---------- DATA FOR THE TASK
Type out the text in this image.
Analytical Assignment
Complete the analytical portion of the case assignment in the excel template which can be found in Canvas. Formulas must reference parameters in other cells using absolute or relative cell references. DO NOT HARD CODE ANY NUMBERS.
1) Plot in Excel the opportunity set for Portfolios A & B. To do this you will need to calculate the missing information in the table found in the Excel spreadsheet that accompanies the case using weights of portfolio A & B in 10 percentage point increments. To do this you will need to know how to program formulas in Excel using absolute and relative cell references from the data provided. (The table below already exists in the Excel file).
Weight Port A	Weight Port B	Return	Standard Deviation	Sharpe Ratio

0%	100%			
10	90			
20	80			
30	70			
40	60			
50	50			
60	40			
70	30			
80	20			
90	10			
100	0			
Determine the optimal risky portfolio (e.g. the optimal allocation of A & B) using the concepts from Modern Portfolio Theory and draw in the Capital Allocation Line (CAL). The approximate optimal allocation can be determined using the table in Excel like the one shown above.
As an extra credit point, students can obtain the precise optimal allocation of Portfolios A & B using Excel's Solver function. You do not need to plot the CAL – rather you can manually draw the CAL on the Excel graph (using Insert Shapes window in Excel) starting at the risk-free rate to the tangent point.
--------------------
(WHAT TO PRODUCE):
The answer should consist of every line above in which "Portfolios" appears.

(ANSWER SPACE):
1) Plot in Excel the opportunity set for Portfolios A & B. To do this you will need to calculate the missing information in the table found in the Excel spreadsheet that accompanies the case using weights of portfolio A & B in 10 percentage point increments. To do this you will need to know how to program formulas in Excel using absolute and relative cell references from the data provided. (The table below already exists in the Excel file).
As an extra credit point, students can obtain the precise optimal allocation of Portfolios A & B using Excel's Solver function. You do not need to plot the CAL – rather you can manually draw the CAL on the Excel graph (using Insert Shapes window in Excel) starting at the risk-free rate to the tangent point.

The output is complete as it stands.